▶ **Task directions**: The entries are to be returned exactly, with images left out.

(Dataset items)
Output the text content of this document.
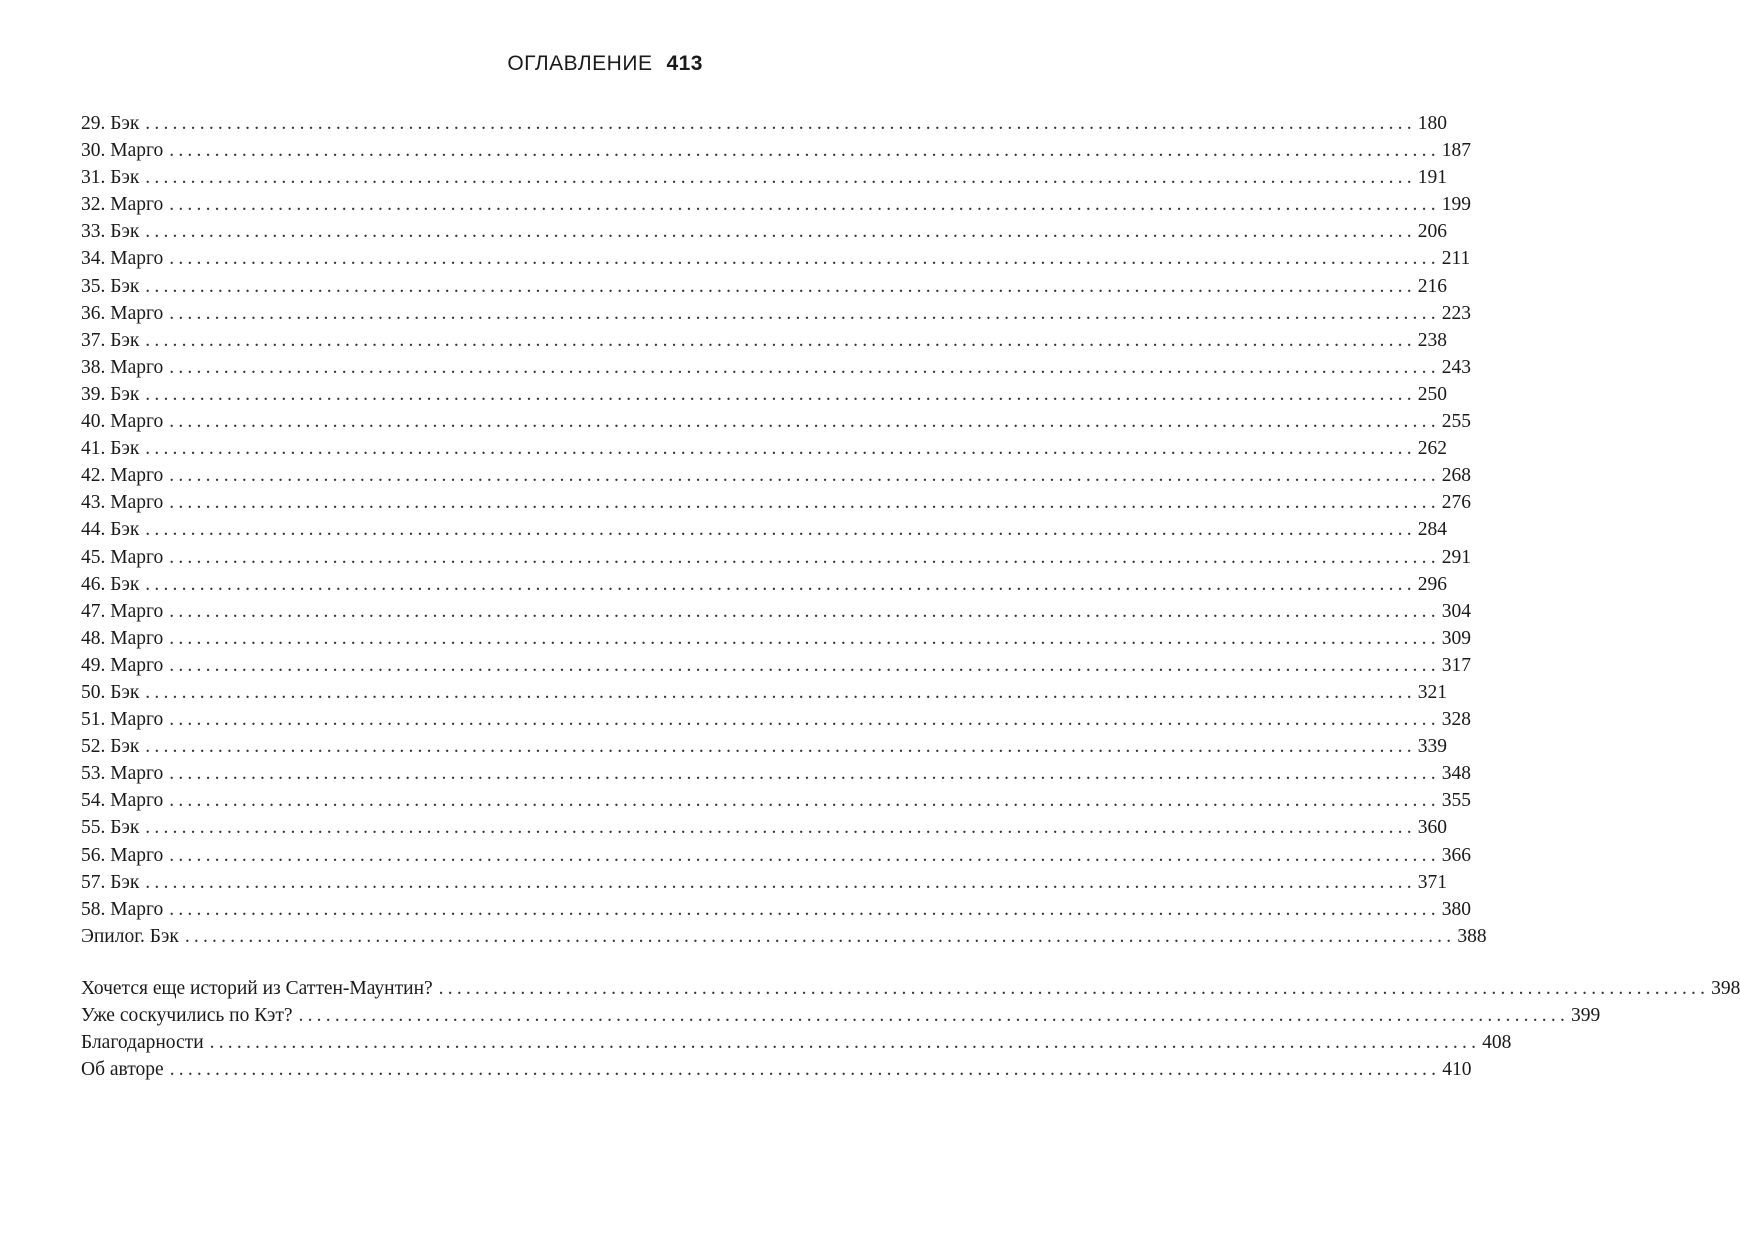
ОГЛАВЛЕНИЕ 413
29. Бэк ............................................................................................................................................ 180
30. Марго ............................................................................................................................................ 187
31. Бэк ............................................................................................................................................ 191
32. Марго ............................................................................................................................................ 199
33. Бэк ............................................................................................................................................ 206
34. Марго ............................................................................................................................................ 211
35. Бэк ............................................................................................................................................ 216
36. Марго ............................................................................................................................................ 223
37. Бэк ............................................................................................................................................ 238
38. Марго ............................................................................................................................................ 243
39. Бэк ............................................................................................................................................ 250
40. Марго ............................................................................................................................................ 255
41. Бэк ............................................................................................................................................ 262
42. Марго ............................................................................................................................................ 268
43. Марго ............................................................................................................................................ 276
44. Бэк ............................................................................................................................................ 284
45. Марго ............................................................................................................................................ 291
46. Бэк ............................................................................................................................................ 296
47. Марго ............................................................................................................................................ 304
48. Марго ............................................................................................................................................ 309
49. Марго ............................................................................................................................................ 317
50. Бэк ............................................................................................................................................ 321
51. Марго ............................................................................................................................................ 328
52. Бэк ............................................................................................................................................ 339
53. Марго ............................................................................................................................................ 348
54. Марго ............................................................................................................................................ 355
55. Бэк ............................................................................................................................................ 360
56. Марго ............................................................................................................................................ 366
57. Бэк ............................................................................................................................................ 371
58. Марго ............................................................................................................................................ 380
Эпилог. Бэк ............................................................................................................................................ 388
Хочется еще историй из Саттен-Маунтин? ............................................................................................................................................ 398
Уже соскучились по Кэт? ............................................................................................................................................ 399
Благодарности ............................................................................................................................................ 408
Об авторе ............................................................................................................................................ 410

▶ **Reply to the task**:
Output the text content of this document.
ОГЛАВЛЕНИЕ 413
29. Бэк ............................................................................................................................................ 180
30. Марго ............................................................................................................................................ 187
31. Бэк ............................................................................................................................................ 191
32. Марго ............................................................................................................................................ 199
33. Бэк ............................................................................................................................................ 206
34. Марго ............................................................................................................................................ 211
35. Бэк ............................................................................................................................................ 216
36. Марго ............................................................................................................................................ 223
37. Бэк ............................................................................................................................................ 238
38. Марго ............................................................................................................................................ 243
39. Бэк ............................................................................................................................................ 250
40. Марго ............................................................................................................................................ 255
41. Бэк ............................................................................................................................................ 262
42. Марго ............................................................................................................................................ 268
43. Марго ............................................................................................................................................ 276
44. Бэк ............................................................................................................................................ 284
45. Марго ............................................................................................................................................ 291
46. Бэк ............................................................................................................................................ 296
47. Марго ............................................................................................................................................ 304
48. Марго ............................................................................................................................................ 309
49. Марго ............................................................................................................................................ 317
50. Бэк ............................................................................................................................................ 321
51. Марго ............................................................................................................................................ 328
52. Бэк ............................................................................................................................................ 339
53. Марго ............................................................................................................................................ 348
54. Марго ............................................................................................................................................ 355
55. Бэк ............................................................................................................................................ 360
56. Марго ............................................................................................................................................ 366
57. Бэк ............................................................................................................................................ 371
58. Марго ............................................................................................................................................ 380
Эпилог. Бэк ............................................................................................................................................ 388
Хочется еще историй из Саттен-Маунтин? ............................................................................................................................................ 398
Уже соскучились по Кэт? ............................................................................................................................................ 399
Благодарности ............................................................................................................................................ 408
Об авторе ............................................................................................................................................ 410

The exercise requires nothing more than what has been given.